[Begin Record list]
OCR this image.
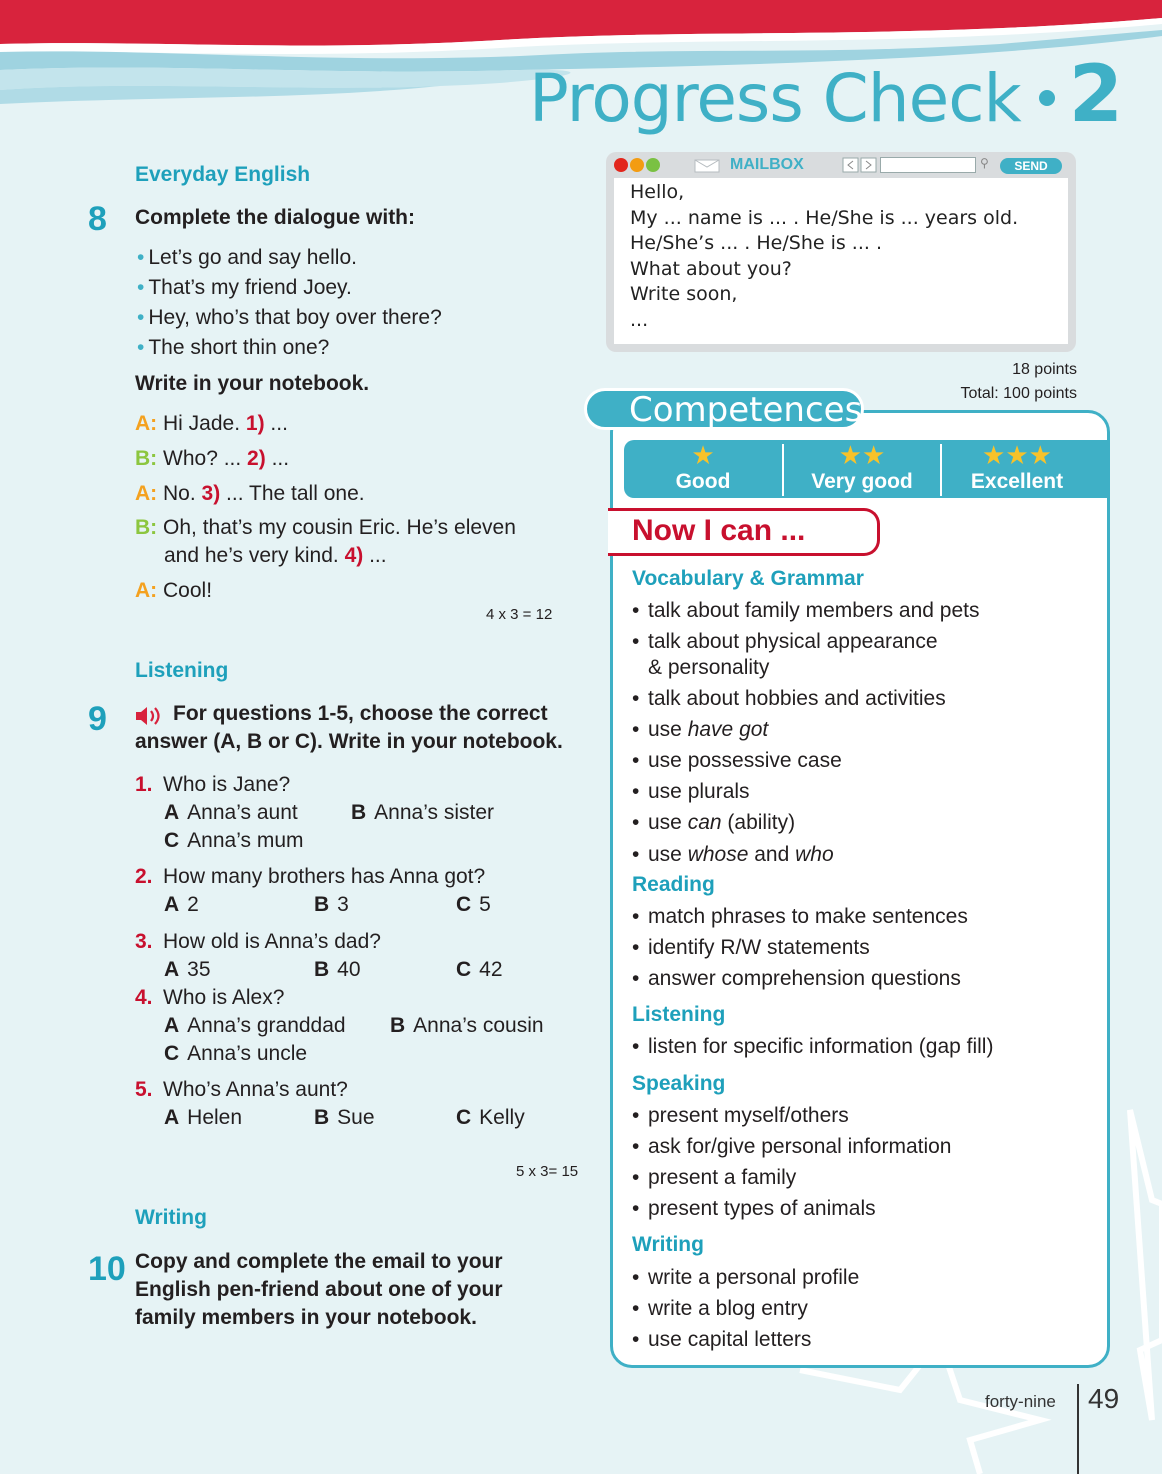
Progress Check 2
Everyday English
8 Complete the dialogue with:
• Let’s go and say hello.
• That’s my friend Joey.
• Hey, who’s that boy over there?
• The short thin one?
Write in your notebook.
A: Hi Jade. 1) ...
B: Who? ... 2) ...
A: No. 3) ... The tall one.
B: Oh, that’s my cousin Eric. He’s eleven
and he’s very kind. 4) ...
A: Cool!
4 x 3 = 12
Listening
9	For questions 1-5, choose the correct
answer (A, B or C). Write in your notebook.
1. Who is Jane?
A Anna’s aunt	B Anna’s sister
C Anna’s mum
2. How many brothers has Anna got?
A 2	B 3	C 5
3. How old is Anna’s dad?
A 35	B 40	C 42
4. Who is Alex?
A Anna’s granddad B Anna’s cousin
C Anna’s uncle
5. Who’s Anna’s aunt?
A Helen	B Sue	C Kelly
5 x 3= 15
Writing
10 Copy and complete the email to your
English pen-friend about one of your
family members in your notebook.
MAILBOX	⚲	SEND
Hello,
My ... name is ... . He/She is ... years old.
He/She’s ... . He/She is ... .
What about you?
Write soon,
...
18 points
Total: 100 points
Competences
★
Good
★★
Very good
★★★
Excellent
Now I can ...
Vocabulary & Grammar
• talk about family members and pets
• talk about physical appearance
& personality
• talk about hobbies and activities
• use have got
• use possessive case
• use plurals
• use can (ability)
• use whose and who
Reading
• match phrases to make sentences
• identify R/W statements
• answer comprehension questions
Listening
• listen for specific information (gap fill)
Speaking
• present myself/others
• ask for/give personal information
• present a family
• present types of animals
Writing
• write a personal profile
• write a blog entry
• use capital letters
forty-nine 49
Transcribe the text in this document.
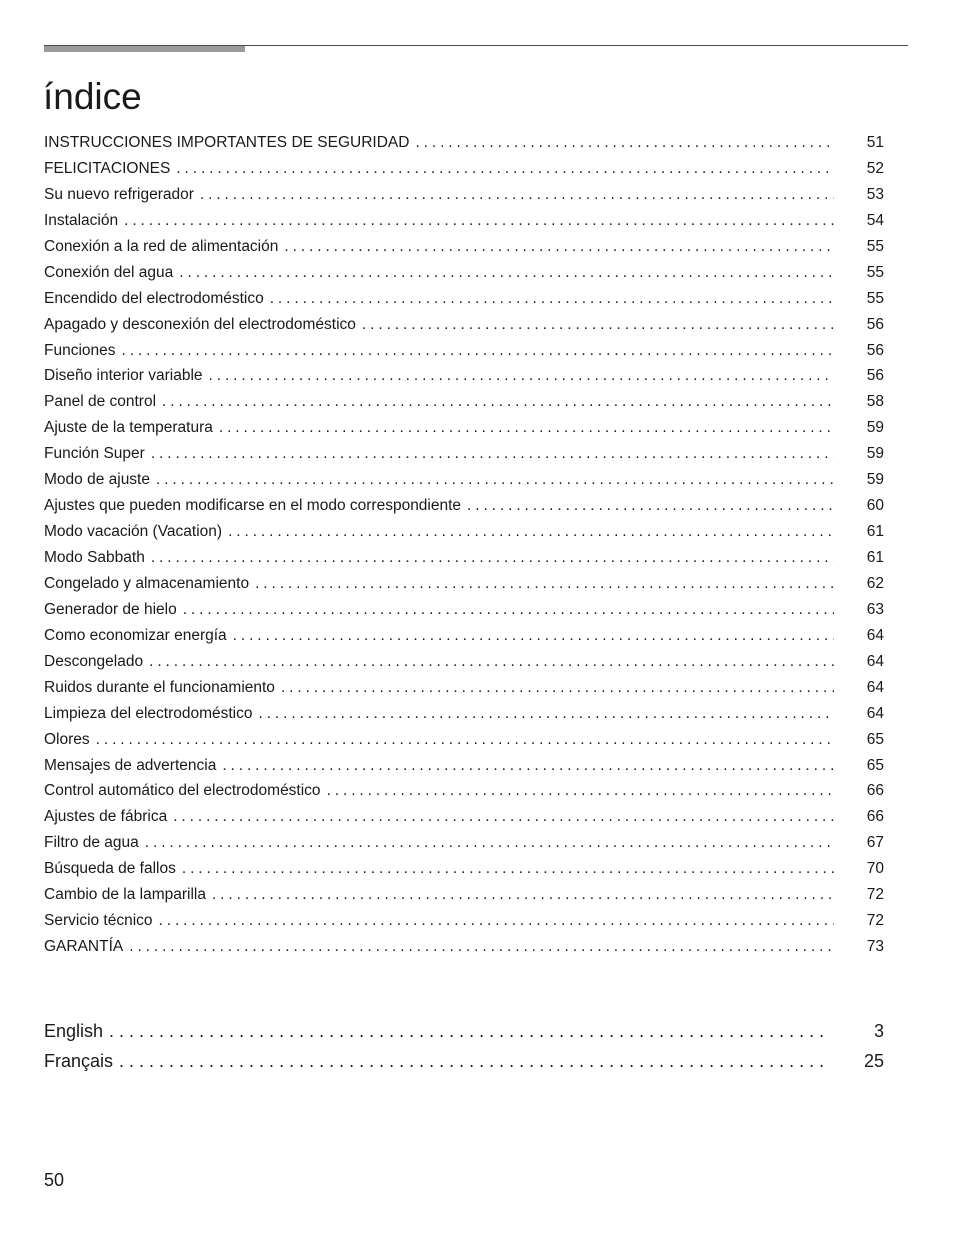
índice
INSTRUCCIONES IMPORTANTES DE SEGURIDAD . . .	51
FELICITACIONES . . .	52
Su nuevo refrigerador . . .	53
Instalación . . .	54
Conexión a la red de alimentación . . .	55
Conexión del agua . . .	55
Encendido del electrodoméstico . . .	55
Apagado y desconexión del electrodoméstico . . .	56
Funciones . . .	56
Diseño interior variable . . .	56
Panel de control . . .	58
Ajuste de la temperatura . . .	59
Función Super . . .	59
Modo de ajuste . . .	59
Ajustes que pueden modificarse en el modo correspondiente . . .	60
Modo vacación (Vacation) . . .	61
Modo Sabbath . . .	61
Congelado y almacenamiento . . .	62
Generador de hielo . . .	63
Como economizar energía . . .	64
Descongelado . . .	64
Ruidos durante el funcionamiento . . .	64
Limpieza del electrodoméstico . . .	64
Olores . . .	65
Mensajes de advertencia . . .	65
Control automático del electrodoméstico . . .	66
Ajustes de fábrica . . .	66
Filtro de agua . . .	67
Búsqueda de fallos . . .	70
Cambio de la lamparilla . . .	72
Servicio técnico . . .	72
GARANTÍA . . .	73
English . . .	3
Français . . .	25
50
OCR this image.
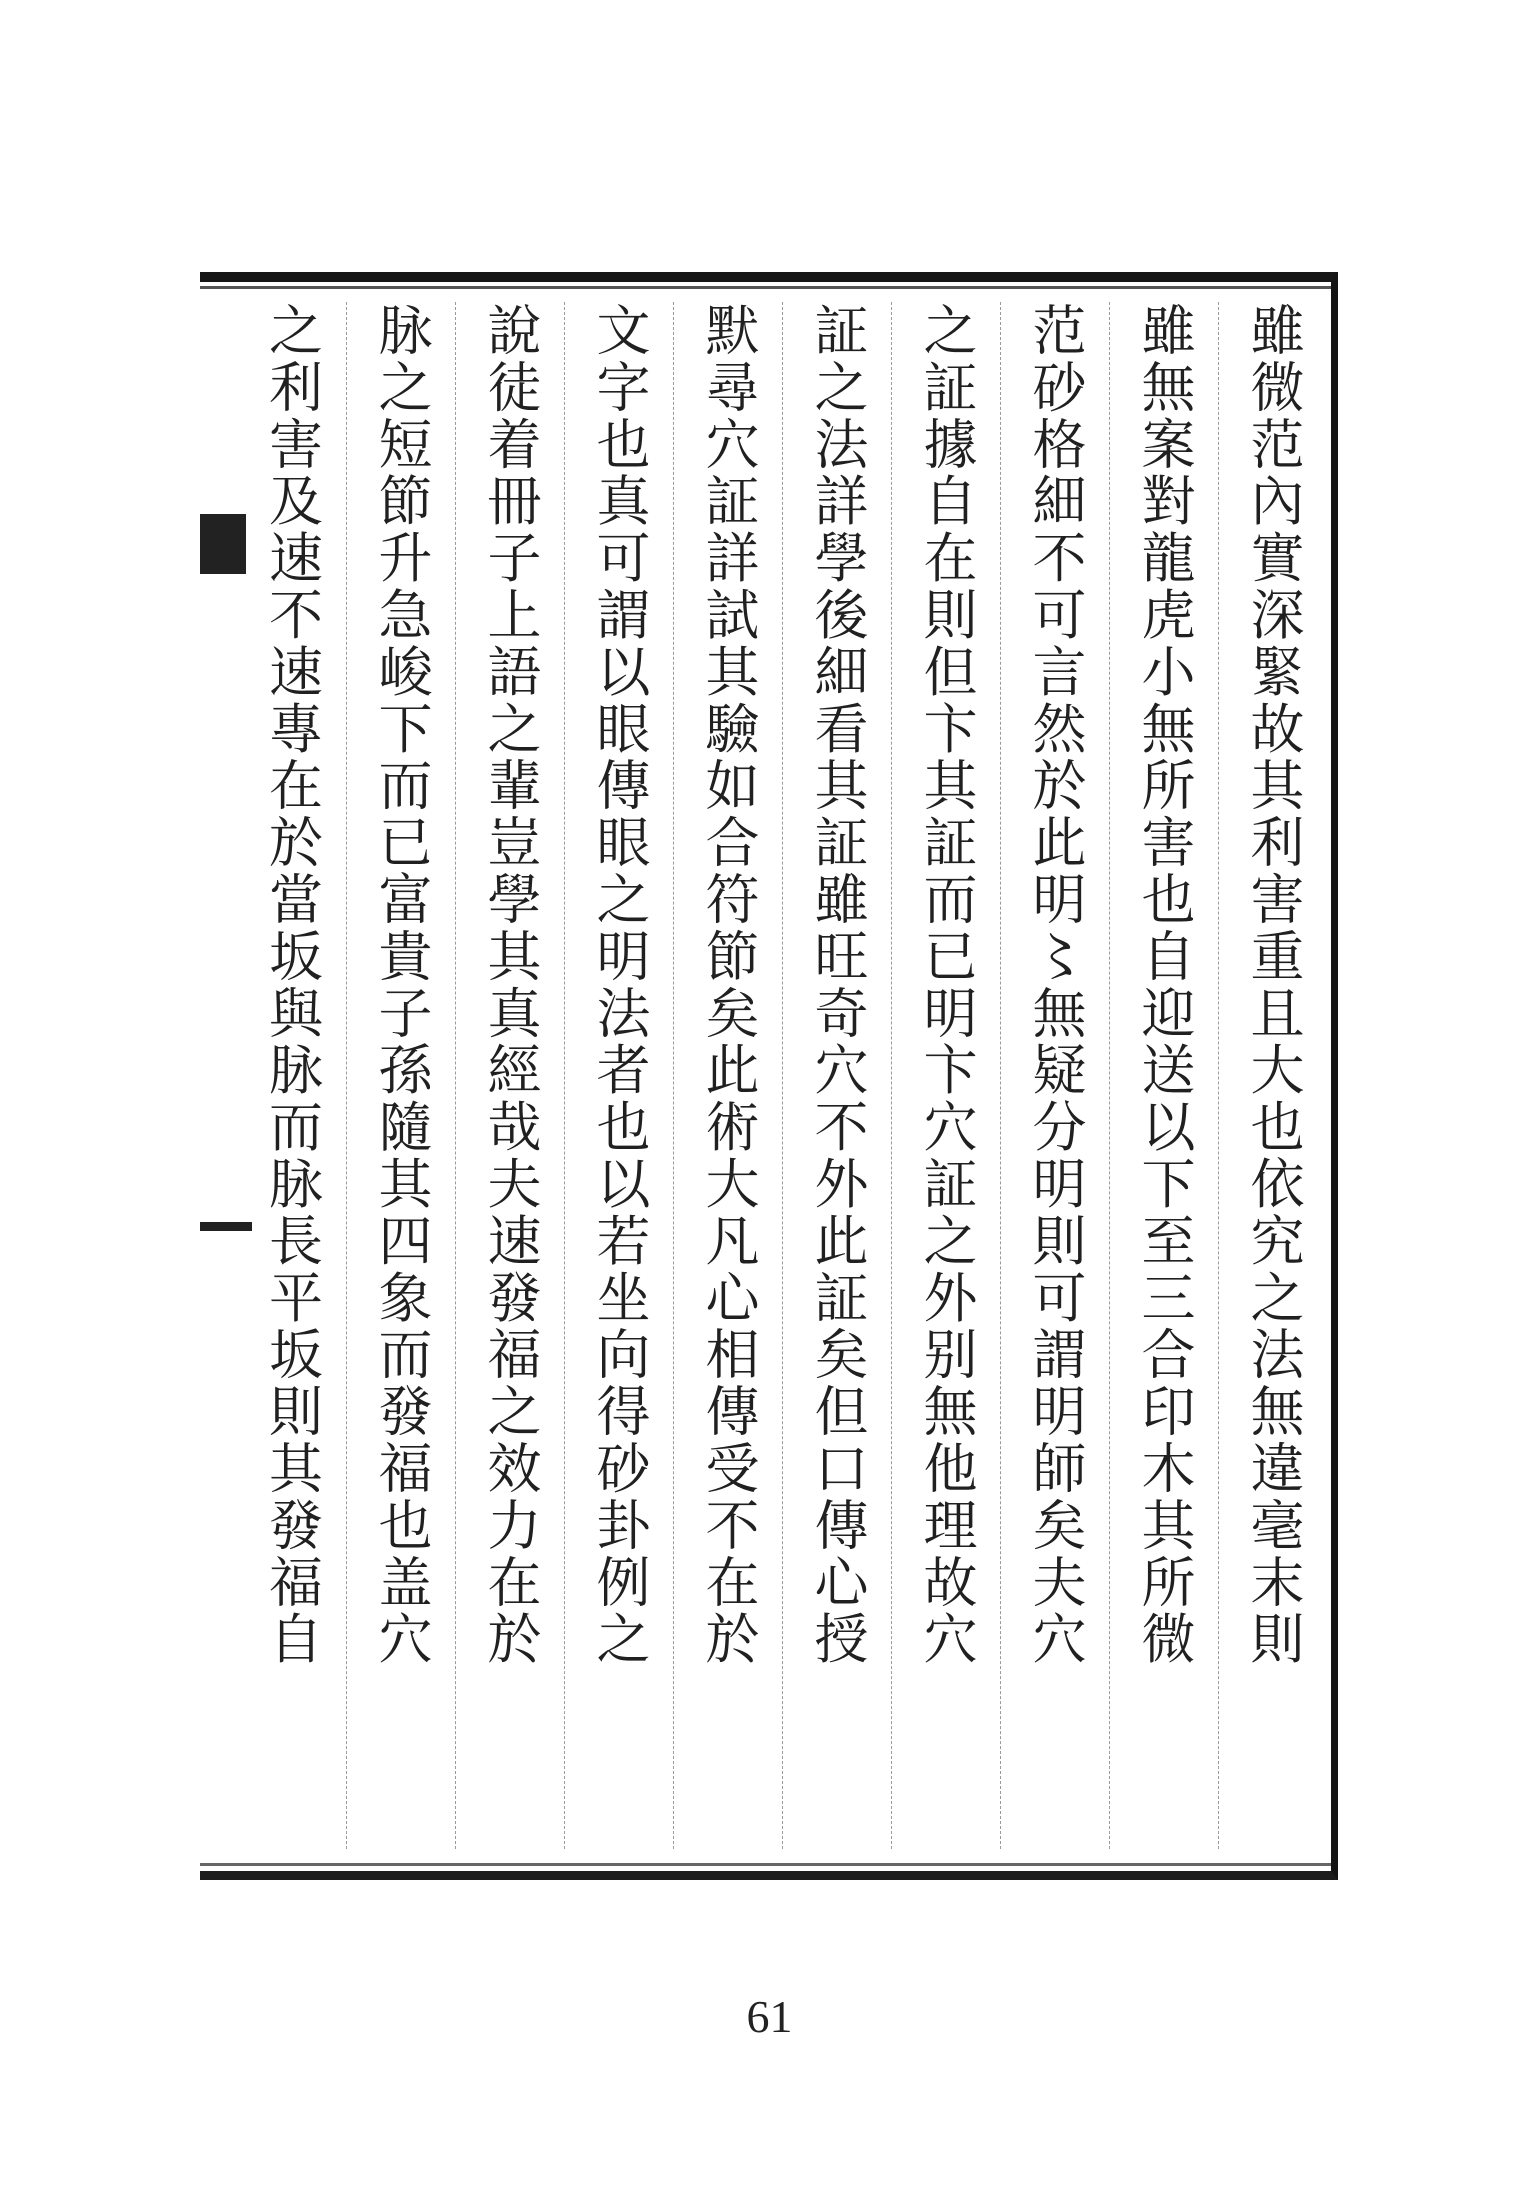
雖微范內實深緊故其利害重且大也依究之法無違毫末則
雖無案對龍虎小無所害也自迎送以下至三合印木其所微
范砂格細不可言然於此明〻無疑分明則可謂明師矣夫穴
之証據自在則但卞其証而已明卞穴証之外别無他理故穴
証之法詳學後細看其証雖旺奇穴不外此証矣但口傳心授
默尋穴証詳試其驗如合符節矣此術大凡心相傳受不在於
文字也真可謂以眼傳眼之明法者也以若坐向得砂卦例之
說徒着冊子上語之輩豈學其真經哉夫速發福之效力在於
脉之短節升急峻下而已富貴子孫隨其四象而發福也盖穴
之利害及速不速專在於當坂與脉而脉長平坂則其發福自
61
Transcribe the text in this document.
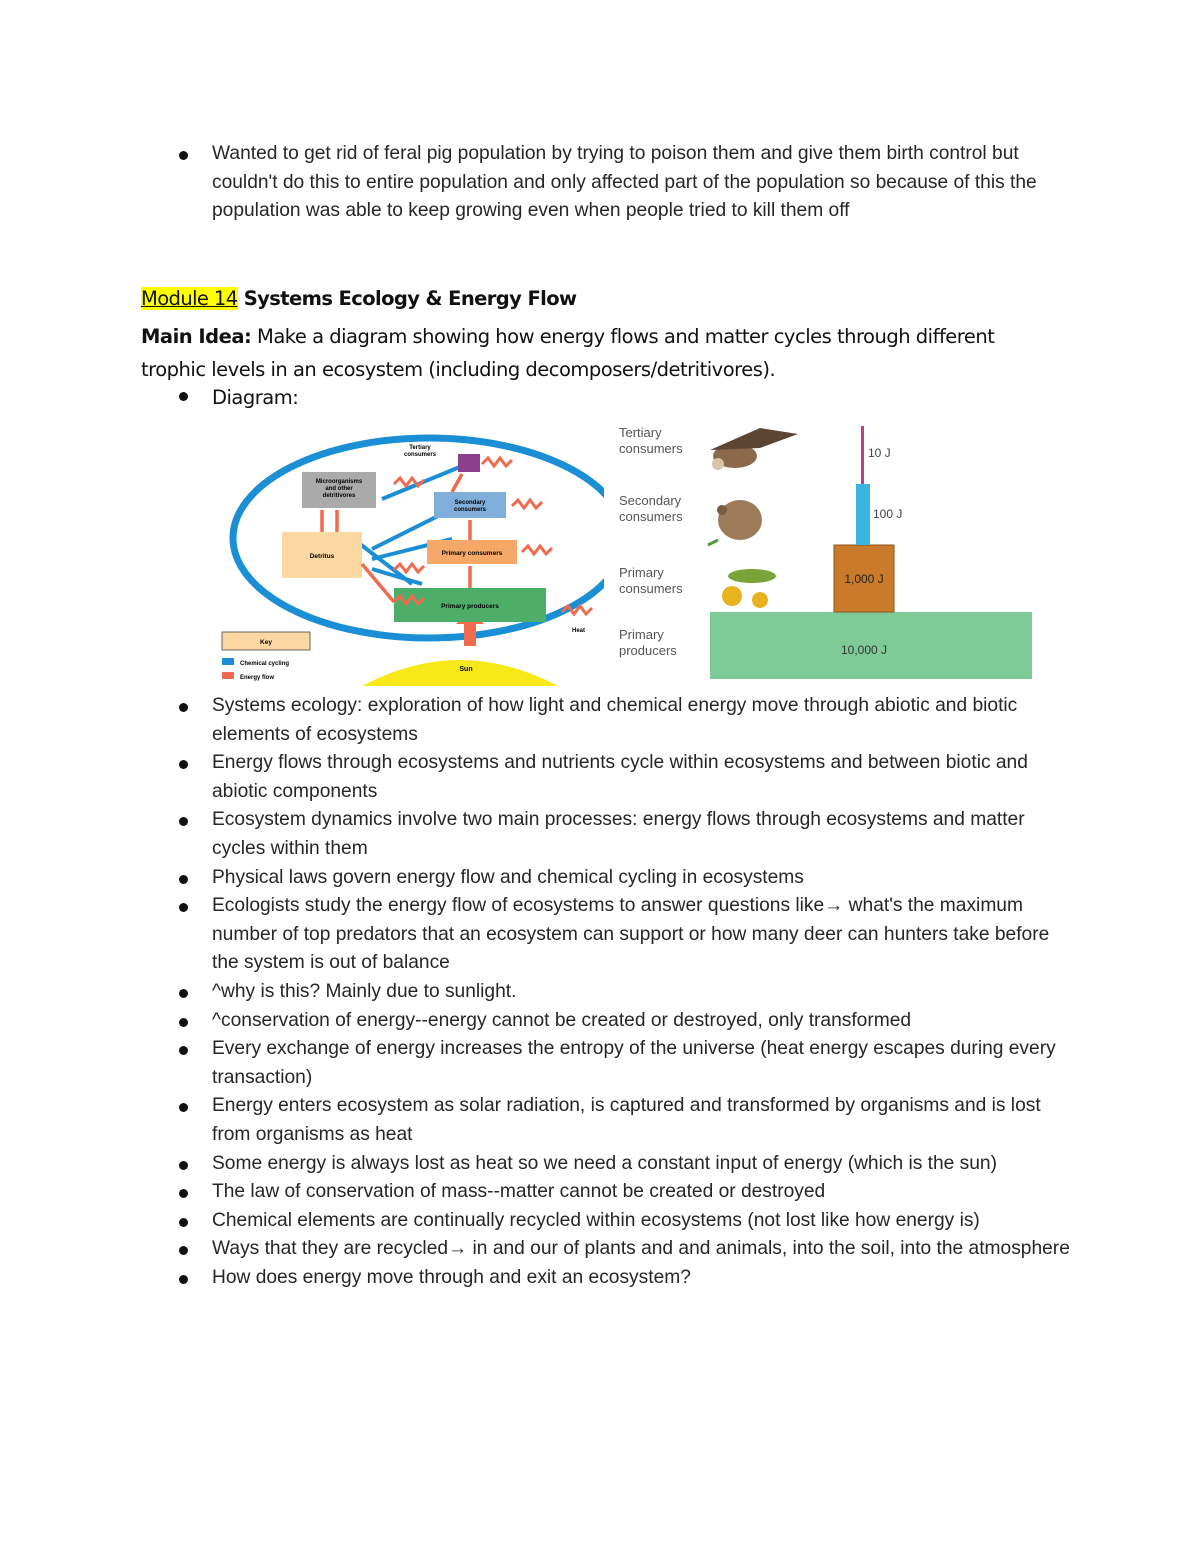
Wanted to get rid of feral pig population by trying to poison them and give them birth control but couldn't do this to entire population and only affected part of the population so because of this the population was able to keep growing even when people tried to kill them off
Module 14 Systems Ecology & Energy Flow
Main Idea: Make a diagram showing how energy flows and matter cycles through different trophic levels in an ecosystem (including decomposers/detritivores).
Diagram:
Sun
Microorganisms and other detritivores
Secondary consumers
Tertiary consumers
Detritus	Primary consumers
Primary producers
Heat
Key
Chemical cycling
Energy flow
Tertiary consumers
Secondary consumers
Primary consumers
Primary producers
10 J
100 J
1,000 J
10,000 J
Systems ecology: exploration of how light and chemical energy move through abiotic and biotic elements of ecosystems
Energy flows through ecosystems and nutrients cycle within ecosystems and between biotic and abiotic components
Ecosystem dynamics involve two main processes: energy flows through ecosystems and matter cycles within them
Physical laws govern energy flow and chemical cycling in ecosystems
Ecologists study the energy flow of ecosystems to answer questions like→ what's the maximum number of top predators that an ecosystem can support or how many deer can hunters take before the system is out of balance
^why is this? Mainly due to sunlight.
^conservation of energy--energy cannot be created or destroyed, only transformed
Every exchange of energy increases the entropy of the universe (heat energy escapes during every transaction)
Energy enters ecosystem as solar radiation, is captured and transformed by organisms and is lost from organisms as heat
Some energy is always lost as heat so we need a constant input of energy (which is the sun)
The law of conservation of mass--matter cannot be created or destroyed
Chemical elements are continually recycled within ecosystems (not lost like how energy is)
Ways that they are recycled→ in and our of plants and and animals, into the soil, into the atmosphere
How does energy move through and exit an ecosystem?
[End Record list]
* Written problem
Find each line holding the string "cycles" and copy it out.

* The answer
Main Idea: Make a diagram showing how energy flows and matter cycles through different trophic levels in an ecosystem (including decomposers/detritivores).
Ecosystem dynamics involve two main processes: energy flows through ecosystems and matter cycles within them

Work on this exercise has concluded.